Dataset items:
________
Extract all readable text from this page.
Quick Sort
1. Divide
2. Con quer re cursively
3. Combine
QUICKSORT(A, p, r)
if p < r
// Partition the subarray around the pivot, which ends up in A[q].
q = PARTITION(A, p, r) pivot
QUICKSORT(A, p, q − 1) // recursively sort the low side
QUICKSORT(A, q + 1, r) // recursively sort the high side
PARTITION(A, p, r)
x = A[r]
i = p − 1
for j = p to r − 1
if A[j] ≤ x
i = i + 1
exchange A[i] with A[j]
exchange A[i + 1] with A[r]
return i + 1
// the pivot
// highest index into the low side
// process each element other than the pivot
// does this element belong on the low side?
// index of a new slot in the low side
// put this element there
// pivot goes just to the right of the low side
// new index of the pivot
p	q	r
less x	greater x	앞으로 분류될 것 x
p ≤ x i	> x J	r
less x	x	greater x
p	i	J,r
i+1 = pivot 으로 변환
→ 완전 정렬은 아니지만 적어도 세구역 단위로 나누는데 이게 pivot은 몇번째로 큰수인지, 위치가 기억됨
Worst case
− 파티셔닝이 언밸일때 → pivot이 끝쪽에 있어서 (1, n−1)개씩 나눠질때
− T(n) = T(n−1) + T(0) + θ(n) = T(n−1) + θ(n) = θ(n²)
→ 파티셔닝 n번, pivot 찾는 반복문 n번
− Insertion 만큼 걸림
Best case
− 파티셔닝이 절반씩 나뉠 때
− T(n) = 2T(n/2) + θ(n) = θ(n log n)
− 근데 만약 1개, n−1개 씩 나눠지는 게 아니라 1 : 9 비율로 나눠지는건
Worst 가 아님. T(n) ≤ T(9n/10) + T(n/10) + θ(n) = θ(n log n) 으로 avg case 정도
________
Goal: Every line holding "Worst" should be copied out.

Complete output:
Worst case
Worst 가 아님. T(n) ≤ T(9n/10) + T(n/10) + θ(n) = θ(n log n) 으로 avg case 정도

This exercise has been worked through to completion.